>> begin
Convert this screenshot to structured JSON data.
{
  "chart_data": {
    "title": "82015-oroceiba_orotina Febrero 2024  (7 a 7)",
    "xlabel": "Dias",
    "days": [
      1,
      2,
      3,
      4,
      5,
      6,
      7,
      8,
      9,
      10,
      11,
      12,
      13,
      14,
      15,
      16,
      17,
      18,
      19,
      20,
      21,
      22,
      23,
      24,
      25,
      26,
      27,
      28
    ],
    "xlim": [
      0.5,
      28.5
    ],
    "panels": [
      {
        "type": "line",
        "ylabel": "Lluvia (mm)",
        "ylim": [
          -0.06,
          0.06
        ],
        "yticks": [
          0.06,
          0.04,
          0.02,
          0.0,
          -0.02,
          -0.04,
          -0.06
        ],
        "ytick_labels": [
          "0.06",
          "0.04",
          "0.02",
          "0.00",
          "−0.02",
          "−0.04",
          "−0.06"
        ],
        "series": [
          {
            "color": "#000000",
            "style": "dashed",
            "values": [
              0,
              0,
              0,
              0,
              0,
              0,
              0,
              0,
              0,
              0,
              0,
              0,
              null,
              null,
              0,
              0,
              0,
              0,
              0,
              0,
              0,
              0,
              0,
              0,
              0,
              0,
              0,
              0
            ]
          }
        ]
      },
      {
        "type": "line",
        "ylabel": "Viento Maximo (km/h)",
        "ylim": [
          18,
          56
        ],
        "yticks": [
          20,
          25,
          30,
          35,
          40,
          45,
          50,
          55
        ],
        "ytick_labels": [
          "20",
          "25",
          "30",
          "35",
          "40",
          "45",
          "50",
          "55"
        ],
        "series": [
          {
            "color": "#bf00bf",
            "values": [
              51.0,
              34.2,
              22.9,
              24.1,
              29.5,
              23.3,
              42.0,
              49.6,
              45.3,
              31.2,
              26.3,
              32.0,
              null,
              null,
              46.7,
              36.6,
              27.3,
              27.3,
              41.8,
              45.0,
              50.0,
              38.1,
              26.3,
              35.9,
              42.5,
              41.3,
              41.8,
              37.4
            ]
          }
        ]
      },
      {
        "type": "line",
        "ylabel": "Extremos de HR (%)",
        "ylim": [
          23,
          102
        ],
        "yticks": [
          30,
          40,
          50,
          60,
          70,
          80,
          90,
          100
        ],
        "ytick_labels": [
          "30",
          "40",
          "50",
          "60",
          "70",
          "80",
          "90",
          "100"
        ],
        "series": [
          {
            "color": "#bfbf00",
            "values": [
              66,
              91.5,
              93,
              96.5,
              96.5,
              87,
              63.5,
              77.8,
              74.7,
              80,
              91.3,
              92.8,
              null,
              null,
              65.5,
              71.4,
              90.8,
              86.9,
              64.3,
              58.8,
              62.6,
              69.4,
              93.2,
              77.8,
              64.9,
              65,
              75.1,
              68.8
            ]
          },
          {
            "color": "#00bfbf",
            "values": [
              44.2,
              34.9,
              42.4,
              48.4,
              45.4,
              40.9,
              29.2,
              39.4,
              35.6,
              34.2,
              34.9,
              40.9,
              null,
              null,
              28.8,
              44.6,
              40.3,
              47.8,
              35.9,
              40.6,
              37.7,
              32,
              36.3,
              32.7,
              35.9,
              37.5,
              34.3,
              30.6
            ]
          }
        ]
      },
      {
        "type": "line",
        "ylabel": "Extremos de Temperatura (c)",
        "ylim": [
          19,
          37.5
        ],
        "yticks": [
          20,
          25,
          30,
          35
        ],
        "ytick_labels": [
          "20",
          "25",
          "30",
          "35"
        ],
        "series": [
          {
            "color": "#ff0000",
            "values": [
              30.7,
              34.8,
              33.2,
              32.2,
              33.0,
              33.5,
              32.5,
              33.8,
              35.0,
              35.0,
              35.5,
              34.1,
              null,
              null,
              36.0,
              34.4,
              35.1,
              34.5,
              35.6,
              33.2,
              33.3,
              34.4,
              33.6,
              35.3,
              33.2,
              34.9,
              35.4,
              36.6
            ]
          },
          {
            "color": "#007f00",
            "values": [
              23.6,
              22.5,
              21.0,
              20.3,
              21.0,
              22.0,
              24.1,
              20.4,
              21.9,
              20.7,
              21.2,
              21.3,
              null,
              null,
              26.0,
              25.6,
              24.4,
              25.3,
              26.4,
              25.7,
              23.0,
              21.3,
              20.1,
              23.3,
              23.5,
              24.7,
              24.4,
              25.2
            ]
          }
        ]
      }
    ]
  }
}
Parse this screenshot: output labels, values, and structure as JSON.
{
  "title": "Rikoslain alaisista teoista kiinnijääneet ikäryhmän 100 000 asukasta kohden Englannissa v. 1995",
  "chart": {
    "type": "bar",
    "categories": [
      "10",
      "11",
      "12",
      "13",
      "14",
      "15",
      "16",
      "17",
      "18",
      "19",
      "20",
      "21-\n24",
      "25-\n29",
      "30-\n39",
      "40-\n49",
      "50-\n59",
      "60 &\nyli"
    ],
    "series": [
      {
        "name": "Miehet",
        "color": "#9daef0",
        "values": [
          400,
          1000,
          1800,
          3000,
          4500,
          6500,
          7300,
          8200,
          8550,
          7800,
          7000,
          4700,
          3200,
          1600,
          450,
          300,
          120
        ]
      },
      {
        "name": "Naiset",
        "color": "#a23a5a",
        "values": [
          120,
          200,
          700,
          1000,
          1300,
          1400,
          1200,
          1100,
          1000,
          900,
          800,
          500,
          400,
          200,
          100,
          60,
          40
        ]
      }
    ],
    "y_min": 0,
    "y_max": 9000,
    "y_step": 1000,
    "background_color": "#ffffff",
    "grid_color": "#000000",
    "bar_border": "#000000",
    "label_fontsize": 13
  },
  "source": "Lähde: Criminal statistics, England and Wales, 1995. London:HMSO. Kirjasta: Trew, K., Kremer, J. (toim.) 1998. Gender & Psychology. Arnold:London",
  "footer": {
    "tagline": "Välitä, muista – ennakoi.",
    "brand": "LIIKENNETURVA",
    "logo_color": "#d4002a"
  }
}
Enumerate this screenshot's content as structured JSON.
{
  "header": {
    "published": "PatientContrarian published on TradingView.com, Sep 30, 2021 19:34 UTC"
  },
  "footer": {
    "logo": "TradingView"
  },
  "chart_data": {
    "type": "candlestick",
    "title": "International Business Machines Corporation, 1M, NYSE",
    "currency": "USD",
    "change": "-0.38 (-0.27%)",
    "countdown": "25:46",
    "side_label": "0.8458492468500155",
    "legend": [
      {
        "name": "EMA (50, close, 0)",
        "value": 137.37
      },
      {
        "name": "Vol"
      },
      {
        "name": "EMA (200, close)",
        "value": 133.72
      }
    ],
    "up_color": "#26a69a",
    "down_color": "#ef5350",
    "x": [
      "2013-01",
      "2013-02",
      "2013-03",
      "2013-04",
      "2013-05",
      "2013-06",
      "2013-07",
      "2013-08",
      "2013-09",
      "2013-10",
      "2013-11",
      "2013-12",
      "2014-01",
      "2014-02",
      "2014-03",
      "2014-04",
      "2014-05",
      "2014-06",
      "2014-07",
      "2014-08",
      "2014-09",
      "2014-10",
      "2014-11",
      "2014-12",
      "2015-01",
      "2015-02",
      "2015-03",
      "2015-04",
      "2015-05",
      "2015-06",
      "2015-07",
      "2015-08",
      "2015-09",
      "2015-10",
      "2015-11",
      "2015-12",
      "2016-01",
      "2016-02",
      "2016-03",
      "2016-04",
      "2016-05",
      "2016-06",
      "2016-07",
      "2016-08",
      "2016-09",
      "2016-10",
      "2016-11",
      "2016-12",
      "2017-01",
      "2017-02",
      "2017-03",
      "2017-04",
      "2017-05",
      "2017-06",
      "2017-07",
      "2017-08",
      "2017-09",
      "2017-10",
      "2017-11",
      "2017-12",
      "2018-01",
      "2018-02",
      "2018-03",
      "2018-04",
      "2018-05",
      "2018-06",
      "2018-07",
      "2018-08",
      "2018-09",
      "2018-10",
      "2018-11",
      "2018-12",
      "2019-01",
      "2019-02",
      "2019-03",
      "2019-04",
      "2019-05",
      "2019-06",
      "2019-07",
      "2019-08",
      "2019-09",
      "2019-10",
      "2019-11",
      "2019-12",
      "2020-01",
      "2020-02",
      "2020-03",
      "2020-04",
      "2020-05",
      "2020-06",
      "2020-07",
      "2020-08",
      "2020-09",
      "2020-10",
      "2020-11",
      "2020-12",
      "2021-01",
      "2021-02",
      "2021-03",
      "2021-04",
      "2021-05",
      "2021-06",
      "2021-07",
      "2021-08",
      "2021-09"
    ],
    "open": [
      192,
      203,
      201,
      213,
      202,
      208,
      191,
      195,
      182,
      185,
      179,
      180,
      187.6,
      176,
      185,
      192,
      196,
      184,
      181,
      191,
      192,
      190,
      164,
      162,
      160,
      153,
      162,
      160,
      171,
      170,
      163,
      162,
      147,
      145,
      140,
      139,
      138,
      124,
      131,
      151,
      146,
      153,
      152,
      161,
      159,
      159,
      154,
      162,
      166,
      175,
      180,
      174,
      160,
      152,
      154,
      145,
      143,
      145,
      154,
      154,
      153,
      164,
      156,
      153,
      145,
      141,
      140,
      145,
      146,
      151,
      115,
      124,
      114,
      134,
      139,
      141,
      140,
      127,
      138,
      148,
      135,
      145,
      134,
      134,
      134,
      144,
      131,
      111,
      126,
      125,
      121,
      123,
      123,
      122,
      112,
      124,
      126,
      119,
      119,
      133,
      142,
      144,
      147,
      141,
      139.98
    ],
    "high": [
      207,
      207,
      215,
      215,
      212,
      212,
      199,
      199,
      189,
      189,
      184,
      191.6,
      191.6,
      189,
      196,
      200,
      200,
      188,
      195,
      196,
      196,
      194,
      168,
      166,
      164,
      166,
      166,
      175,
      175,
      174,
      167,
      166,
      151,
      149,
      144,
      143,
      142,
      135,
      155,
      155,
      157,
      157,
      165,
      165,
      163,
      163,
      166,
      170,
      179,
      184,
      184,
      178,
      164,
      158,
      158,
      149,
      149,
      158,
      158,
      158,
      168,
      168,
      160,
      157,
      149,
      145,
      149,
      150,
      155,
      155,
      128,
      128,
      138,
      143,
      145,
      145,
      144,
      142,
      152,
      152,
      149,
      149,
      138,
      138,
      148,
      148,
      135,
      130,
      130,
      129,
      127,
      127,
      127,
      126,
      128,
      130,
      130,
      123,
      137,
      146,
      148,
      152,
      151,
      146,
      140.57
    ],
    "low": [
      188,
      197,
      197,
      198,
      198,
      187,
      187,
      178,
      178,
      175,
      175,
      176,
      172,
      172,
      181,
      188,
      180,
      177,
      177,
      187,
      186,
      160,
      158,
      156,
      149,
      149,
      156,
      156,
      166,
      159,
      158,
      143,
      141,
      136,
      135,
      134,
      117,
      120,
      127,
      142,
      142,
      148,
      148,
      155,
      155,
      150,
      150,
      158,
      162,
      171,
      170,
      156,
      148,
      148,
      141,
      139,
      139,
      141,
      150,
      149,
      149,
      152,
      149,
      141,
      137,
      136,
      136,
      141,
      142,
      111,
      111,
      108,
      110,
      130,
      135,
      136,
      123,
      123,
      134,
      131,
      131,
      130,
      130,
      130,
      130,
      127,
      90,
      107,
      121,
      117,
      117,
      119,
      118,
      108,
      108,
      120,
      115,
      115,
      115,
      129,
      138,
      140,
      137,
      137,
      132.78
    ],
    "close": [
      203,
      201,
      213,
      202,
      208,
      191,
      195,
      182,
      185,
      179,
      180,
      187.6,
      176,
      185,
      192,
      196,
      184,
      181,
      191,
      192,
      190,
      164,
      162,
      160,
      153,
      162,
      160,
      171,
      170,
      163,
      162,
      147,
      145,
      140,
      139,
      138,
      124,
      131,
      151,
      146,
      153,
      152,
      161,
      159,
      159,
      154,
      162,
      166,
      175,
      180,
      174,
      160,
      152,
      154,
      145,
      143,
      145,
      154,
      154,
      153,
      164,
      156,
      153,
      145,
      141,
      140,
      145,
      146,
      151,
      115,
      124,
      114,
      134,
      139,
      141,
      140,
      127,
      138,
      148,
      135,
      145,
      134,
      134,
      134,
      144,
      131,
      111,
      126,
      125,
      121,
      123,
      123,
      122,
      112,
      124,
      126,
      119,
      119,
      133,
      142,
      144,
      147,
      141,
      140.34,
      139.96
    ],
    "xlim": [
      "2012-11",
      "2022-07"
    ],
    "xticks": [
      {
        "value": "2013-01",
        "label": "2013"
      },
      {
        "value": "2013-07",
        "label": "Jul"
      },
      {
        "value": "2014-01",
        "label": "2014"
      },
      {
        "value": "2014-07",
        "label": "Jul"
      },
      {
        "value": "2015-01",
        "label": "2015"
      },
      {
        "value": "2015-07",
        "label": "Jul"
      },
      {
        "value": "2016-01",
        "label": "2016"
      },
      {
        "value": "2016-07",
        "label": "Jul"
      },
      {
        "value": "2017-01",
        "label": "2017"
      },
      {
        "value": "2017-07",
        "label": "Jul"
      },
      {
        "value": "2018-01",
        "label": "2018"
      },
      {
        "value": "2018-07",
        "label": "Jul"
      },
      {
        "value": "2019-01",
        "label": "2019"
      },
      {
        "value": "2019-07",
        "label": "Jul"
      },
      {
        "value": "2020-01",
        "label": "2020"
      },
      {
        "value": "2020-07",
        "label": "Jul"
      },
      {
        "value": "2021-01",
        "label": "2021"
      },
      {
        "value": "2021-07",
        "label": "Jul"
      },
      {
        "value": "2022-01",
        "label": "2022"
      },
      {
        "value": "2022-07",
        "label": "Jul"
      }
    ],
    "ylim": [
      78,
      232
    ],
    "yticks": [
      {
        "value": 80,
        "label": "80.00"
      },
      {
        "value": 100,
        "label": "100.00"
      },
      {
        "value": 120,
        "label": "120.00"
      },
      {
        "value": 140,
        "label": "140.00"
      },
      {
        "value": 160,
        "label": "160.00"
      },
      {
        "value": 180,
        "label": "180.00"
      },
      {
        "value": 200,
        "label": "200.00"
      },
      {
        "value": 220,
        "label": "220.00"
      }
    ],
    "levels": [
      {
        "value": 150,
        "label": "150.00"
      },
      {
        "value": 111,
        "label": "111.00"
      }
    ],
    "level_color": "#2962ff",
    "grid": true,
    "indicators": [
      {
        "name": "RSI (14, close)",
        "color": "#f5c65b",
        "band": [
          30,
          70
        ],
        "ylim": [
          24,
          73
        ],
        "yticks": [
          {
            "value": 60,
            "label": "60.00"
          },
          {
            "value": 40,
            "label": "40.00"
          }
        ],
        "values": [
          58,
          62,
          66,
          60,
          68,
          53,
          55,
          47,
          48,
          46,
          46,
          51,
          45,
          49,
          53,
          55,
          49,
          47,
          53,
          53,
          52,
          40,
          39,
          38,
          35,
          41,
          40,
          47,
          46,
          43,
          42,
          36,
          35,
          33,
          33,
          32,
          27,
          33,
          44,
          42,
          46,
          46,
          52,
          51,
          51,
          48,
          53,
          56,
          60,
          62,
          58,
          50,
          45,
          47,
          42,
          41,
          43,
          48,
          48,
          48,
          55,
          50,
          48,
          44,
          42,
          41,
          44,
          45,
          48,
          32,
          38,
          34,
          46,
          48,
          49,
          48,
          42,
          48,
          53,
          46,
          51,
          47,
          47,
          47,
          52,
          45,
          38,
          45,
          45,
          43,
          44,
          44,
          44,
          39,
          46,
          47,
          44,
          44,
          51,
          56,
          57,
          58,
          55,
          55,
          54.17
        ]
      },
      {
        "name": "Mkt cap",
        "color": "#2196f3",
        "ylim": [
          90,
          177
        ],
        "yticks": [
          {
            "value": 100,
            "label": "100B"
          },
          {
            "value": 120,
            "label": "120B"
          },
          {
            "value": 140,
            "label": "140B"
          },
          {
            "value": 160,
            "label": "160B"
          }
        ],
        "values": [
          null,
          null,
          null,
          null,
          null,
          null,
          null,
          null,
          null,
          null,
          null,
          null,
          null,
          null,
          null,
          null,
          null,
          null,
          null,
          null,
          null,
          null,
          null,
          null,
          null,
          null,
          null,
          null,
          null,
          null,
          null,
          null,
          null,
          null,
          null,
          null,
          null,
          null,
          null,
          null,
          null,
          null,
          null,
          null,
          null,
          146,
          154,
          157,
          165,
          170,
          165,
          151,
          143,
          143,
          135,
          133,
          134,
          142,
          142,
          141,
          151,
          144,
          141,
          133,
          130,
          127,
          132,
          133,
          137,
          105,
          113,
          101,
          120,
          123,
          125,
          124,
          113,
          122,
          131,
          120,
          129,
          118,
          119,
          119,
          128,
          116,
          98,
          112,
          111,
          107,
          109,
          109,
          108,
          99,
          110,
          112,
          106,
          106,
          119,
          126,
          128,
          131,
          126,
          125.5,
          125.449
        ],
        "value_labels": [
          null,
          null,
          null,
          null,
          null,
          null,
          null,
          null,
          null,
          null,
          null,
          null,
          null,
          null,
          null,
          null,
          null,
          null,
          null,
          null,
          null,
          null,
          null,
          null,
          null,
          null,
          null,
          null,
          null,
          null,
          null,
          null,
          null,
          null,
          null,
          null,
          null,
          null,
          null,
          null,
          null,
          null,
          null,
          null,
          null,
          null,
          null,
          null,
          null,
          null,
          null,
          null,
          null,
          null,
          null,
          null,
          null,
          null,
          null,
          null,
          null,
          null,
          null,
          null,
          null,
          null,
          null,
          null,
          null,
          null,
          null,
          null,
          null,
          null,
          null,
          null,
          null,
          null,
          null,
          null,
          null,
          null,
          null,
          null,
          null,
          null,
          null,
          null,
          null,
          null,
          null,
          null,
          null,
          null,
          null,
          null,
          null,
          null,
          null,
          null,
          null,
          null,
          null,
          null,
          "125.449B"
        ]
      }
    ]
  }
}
>> end
▶ _The problem_:
What is the number of lines in this material that hold the string "title"? Answer with that number only.

▶ _Completed task_:
3